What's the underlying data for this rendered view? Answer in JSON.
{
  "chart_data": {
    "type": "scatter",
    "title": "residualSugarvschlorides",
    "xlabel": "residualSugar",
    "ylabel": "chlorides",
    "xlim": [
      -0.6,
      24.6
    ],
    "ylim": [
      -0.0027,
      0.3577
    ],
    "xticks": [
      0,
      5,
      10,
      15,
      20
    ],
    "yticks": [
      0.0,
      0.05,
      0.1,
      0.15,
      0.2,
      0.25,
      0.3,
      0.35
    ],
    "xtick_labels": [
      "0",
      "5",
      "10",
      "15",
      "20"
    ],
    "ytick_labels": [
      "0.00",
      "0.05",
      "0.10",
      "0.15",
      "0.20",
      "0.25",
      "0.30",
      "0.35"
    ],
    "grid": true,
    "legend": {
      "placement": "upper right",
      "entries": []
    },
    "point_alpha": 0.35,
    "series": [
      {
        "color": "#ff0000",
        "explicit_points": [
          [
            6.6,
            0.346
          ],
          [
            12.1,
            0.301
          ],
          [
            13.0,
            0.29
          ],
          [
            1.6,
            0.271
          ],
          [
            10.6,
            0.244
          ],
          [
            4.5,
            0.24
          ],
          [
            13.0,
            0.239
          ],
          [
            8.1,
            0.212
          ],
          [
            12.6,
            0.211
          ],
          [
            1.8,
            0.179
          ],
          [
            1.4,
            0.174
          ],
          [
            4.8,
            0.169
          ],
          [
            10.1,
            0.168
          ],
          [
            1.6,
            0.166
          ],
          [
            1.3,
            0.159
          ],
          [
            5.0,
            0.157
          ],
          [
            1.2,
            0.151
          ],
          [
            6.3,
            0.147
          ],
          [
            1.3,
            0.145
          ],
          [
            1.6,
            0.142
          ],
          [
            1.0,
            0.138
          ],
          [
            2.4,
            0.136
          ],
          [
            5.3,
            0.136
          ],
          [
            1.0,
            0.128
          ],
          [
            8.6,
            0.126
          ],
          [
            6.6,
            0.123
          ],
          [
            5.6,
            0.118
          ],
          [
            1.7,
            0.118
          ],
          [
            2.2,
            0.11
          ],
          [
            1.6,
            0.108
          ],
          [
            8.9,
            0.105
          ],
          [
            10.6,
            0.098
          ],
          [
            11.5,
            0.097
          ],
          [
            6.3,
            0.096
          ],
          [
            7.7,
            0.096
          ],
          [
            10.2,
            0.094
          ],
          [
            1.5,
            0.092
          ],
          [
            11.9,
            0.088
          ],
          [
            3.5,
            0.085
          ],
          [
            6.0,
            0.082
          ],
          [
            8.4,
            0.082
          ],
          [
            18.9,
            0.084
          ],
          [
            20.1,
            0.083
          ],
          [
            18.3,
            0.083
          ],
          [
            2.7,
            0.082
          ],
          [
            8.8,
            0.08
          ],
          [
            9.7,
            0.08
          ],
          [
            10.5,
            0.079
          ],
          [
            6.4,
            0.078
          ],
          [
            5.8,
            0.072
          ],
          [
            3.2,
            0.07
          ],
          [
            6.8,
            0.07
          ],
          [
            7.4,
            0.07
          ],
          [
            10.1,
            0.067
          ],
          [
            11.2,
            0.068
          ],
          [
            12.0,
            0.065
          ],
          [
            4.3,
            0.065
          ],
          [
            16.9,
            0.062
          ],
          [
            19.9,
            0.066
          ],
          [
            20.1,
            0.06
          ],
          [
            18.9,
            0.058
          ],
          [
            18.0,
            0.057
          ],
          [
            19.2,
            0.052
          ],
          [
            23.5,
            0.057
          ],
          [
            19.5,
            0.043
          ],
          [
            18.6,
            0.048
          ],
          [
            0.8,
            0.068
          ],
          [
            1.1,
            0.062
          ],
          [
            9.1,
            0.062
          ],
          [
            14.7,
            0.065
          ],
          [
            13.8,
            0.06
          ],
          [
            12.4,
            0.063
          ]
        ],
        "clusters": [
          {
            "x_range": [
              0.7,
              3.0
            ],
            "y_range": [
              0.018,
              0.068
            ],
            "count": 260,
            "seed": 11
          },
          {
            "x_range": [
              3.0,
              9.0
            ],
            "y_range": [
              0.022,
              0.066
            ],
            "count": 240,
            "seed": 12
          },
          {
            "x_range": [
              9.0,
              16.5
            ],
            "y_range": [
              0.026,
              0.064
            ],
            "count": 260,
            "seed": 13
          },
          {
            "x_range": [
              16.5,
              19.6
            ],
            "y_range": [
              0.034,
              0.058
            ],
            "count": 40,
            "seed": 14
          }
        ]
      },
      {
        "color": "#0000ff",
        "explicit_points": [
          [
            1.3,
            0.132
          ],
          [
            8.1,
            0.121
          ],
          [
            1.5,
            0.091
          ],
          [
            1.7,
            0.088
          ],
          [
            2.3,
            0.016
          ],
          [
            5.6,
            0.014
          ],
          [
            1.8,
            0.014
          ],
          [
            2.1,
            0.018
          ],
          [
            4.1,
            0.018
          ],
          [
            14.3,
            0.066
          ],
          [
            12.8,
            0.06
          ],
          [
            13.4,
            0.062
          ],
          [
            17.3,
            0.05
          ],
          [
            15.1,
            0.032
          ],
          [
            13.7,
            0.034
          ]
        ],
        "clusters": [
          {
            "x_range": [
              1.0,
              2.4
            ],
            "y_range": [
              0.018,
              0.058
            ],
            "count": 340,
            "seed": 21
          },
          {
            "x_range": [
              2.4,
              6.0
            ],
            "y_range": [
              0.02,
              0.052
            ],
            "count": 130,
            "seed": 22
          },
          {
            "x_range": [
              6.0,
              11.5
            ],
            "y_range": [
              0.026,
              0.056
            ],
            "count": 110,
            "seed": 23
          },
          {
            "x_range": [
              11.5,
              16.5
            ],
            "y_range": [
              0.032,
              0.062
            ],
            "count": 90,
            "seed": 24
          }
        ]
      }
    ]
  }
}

== TASK PROMPT ==
Report how many lines in this data include the string "count", and nothing else.

== OUTPUT OF THE TASK ==
8